### REQUIRED TASK
Write out each line in which the string "Nombre" is present.

(Collected data entries)
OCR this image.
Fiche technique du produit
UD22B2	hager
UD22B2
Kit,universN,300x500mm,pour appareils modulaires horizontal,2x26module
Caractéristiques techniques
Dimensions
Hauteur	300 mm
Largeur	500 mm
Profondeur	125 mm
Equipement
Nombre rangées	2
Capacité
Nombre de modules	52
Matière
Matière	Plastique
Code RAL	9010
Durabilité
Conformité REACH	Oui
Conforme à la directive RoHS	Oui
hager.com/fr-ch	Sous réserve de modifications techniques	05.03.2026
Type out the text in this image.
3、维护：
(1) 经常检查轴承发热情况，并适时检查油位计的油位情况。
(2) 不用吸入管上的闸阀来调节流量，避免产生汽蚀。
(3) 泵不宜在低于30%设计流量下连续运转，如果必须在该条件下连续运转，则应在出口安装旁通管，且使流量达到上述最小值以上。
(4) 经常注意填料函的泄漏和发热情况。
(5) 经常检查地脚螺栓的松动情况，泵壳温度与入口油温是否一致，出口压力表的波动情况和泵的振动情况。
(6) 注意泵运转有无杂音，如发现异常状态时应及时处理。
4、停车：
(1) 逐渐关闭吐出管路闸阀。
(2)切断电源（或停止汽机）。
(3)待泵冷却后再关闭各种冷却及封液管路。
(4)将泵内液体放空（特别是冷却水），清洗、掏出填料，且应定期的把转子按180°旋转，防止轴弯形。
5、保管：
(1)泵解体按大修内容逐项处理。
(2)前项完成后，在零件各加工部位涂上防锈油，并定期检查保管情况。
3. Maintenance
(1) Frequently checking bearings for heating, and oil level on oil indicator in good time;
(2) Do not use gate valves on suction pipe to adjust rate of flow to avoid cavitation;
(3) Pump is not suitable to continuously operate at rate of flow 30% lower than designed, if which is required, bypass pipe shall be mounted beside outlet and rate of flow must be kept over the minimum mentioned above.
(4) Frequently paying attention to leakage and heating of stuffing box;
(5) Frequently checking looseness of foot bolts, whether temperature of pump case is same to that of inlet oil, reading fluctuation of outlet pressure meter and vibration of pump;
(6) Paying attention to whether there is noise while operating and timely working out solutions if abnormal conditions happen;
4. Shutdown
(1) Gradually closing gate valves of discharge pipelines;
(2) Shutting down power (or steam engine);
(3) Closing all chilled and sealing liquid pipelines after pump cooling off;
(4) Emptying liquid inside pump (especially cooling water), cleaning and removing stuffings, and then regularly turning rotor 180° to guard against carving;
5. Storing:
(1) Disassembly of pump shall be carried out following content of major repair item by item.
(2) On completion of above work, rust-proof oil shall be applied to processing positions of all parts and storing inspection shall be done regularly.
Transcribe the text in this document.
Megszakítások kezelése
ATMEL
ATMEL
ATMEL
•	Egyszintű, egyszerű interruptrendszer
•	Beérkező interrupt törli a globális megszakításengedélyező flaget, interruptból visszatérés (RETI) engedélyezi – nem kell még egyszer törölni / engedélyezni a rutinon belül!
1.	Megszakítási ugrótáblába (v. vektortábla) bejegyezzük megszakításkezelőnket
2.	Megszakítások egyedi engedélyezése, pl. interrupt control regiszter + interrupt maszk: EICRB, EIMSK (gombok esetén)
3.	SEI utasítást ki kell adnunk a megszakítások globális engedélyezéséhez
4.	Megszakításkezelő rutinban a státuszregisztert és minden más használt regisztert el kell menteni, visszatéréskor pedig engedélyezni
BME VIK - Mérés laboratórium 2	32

### EXERCISE ANSWER
Nombre rangées	2
Nombre de modules	52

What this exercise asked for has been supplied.